STATED EXERCISE :: Copy out every record below with complete accuracy.

DATA LINES ::
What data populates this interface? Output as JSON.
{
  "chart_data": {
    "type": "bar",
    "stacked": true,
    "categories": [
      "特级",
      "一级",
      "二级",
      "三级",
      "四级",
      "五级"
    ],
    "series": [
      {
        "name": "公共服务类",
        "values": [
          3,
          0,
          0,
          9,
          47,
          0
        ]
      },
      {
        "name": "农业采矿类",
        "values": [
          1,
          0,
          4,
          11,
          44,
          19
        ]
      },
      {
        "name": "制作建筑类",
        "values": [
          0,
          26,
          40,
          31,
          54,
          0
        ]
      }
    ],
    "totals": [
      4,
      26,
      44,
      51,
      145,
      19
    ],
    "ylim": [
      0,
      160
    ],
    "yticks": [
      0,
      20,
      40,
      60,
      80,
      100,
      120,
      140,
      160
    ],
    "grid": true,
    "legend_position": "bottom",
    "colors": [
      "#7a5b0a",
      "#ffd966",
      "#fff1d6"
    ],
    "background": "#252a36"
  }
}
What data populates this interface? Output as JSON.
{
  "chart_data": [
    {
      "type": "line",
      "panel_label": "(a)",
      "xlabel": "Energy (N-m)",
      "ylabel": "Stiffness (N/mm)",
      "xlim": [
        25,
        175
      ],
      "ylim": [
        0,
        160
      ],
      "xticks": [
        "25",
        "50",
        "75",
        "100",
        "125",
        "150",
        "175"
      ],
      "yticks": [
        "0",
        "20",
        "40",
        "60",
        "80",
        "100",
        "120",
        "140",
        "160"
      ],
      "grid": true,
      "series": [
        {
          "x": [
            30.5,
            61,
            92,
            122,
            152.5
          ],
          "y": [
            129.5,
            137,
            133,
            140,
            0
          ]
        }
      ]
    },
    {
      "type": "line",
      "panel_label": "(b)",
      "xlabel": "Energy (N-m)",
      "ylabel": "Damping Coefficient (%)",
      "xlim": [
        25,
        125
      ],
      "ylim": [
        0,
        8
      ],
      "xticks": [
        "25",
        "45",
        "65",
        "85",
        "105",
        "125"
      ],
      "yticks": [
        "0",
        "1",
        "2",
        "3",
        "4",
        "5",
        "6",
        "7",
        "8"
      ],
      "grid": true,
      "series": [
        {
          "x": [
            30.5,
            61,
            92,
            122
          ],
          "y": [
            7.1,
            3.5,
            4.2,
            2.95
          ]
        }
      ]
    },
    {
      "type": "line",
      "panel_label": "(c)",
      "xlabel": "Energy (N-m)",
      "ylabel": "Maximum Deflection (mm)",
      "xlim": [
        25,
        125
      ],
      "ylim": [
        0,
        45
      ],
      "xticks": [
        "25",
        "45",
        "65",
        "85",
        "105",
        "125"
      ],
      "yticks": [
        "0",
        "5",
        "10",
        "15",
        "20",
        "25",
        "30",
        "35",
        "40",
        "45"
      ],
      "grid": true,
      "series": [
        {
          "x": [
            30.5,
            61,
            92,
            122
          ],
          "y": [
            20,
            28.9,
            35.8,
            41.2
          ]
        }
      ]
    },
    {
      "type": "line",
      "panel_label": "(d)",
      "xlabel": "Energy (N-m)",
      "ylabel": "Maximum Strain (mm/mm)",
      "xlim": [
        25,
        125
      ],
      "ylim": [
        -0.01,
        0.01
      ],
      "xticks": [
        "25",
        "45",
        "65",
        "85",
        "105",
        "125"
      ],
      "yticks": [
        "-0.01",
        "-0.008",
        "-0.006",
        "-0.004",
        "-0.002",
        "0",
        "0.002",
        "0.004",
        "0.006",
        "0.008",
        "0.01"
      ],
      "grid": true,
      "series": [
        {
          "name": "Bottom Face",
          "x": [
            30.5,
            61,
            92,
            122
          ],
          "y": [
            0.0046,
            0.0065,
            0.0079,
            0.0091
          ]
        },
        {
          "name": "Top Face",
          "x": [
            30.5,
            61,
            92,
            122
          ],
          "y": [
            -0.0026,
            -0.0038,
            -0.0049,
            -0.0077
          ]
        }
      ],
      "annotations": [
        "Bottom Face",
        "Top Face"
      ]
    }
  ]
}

COMPLETE OUTPUT ::
What data populates this interface? Output as JSON.
{
  "chart_data": {
    "type": "bar",
    "stacked": true,
    "categories": [
      "特级",
      "一级",
      "二级",
      "三级",
      "四级",
      "五级"
    ],
    "series": [
      {
        "name": "公共服务类",
        "values": [
          3,
          0,
          0,
          9,
          47,
          0
        ]
      },
      {
        "name": "农业采矿类",
        "values": [
          1,
          0,
          4,
          11,
          44,
          19
        ]
      },
      {
        "name": "制作建筑类",
        "values": [
          0,
          26,
          40,
          31,
          54,
          0
        ]
      }
    ],
    "totals": [
      4,
      26,
      44,
      51,
      145,
      19
    ],
    "ylim": [
      0,
      160
    ],
    "yticks": [
      0,
      20,
      40,
      60,
      80,
      100,
      120,
      140,
      160
    ],
    "grid": true,
    "legend_position": "bottom",
    "colors": [
      "#7a5b0a",
      "#ffd966",
      "#fff1d6"
    ],
    "background": "#252a36"
  }
}
What data populates this interface? Output as JSON.
{
  "chart_data": [
    {
      "type": "line",
      "panel_label": "(a)",
      "xlabel": "Energy (N-m)",
      "ylabel": "Stiffness (N/mm)",
      "xlim": [
        25,
        175
      ],
      "ylim": [
        0,
        160
      ],
      "xticks": [
        "25",
        "50",
        "75",
        "100",
        "125",
        "150",
        "175"
      ],
      "yticks": [
        "0",
        "20",
        "40",
        "60",
        "80",
        "100",
        "120",
        "140",
        "160"
      ],
      "grid": true,
      "series": [
        {
          "x": [
            30.5,
            61,
            92,
            122,
            152.5
          ],
          "y": [
            129.5,
            137,
            133,
            140,
            0
          ]
        }
      ]
    },
    {
      "type": "line",
      "panel_label": "(b)",
      "xlabel": "Energy (N-m)",
      "ylabel": "Damping Coefficient (%)",
      "xlim": [
        25,
        125
      ],
      "ylim": [
        0,
        8
      ],
      "xticks": [
        "25",
        "45",
        "65",
        "85",
        "105",
        "125"
      ],
      "yticks": [
        "0",
        "1",
        "2",
        "3",
        "4",
        "5",
        "6",
        "7",
        "8"
      ],
      "grid": true,
      "series": [
        {
          "x": [
            30.5,
            61,
            92,
            122
          ],
          "y": [
            7.1,
            3.5,
            4.2,
            2.95
          ]
        }
      ]
    },
    {
      "type": "line",
      "panel_label": "(c)",
      "xlabel": "Energy (N-m)",
      "ylabel": "Maximum Deflection (mm)",
      "xlim": [
        25,
        125
      ],
      "ylim": [
        0,
        45
      ],
      "xticks": [
        "25",
        "45",
        "65",
        "85",
        "105",
        "125"
      ],
      "yticks": [
        "0",
        "5",
        "10",
        "15",
        "20",
        "25",
        "30",
        "35",
        "40",
        "45"
      ],
      "grid": true,
      "series": [
        {
          "x": [
            30.5,
            61,
            92,
            122
          ],
          "y": [
            20,
            28.9,
            35.8,
            41.2
          ]
        }
      ]
    },
    {
      "type": "line",
      "panel_label": "(d)",
      "xlabel": "Energy (N-m)",
      "ylabel": "Maximum Strain (mm/mm)",
      "xlim": [
        25,
        125
      ],
      "ylim": [
        -0.01,
        0.01
      ],
      "xticks": [
        "25",
        "45",
        "65",
        "85",
        "105",
        "125"
      ],
      "yticks": [
        "-0.01",
        "-0.008",
        "-0.006",
        "-0.004",
        "-0.002",
        "0",
        "0.002",
        "0.004",
        "0.006",
        "0.008",
        "0.01"
      ],
      "grid": true,
      "series": [
        {
          "name": "Bottom Face",
          "x": [
            30.5,
            61,
            92,
            122
          ],
          "y": [
            0.0046,
            0.0065,
            0.0079,
            0.0091
          ]
        },
        {
          "name": "Top Face",
          "x": [
            30.5,
            61,
            92,
            122
          ],
          "y": [
            -0.0026,
            -0.0038,
            -0.0049,
            -0.0077
          ]
        }
      ],
      "annotations": [
        "Bottom Face",
        "Top Face"
      ]
    }
  ]
}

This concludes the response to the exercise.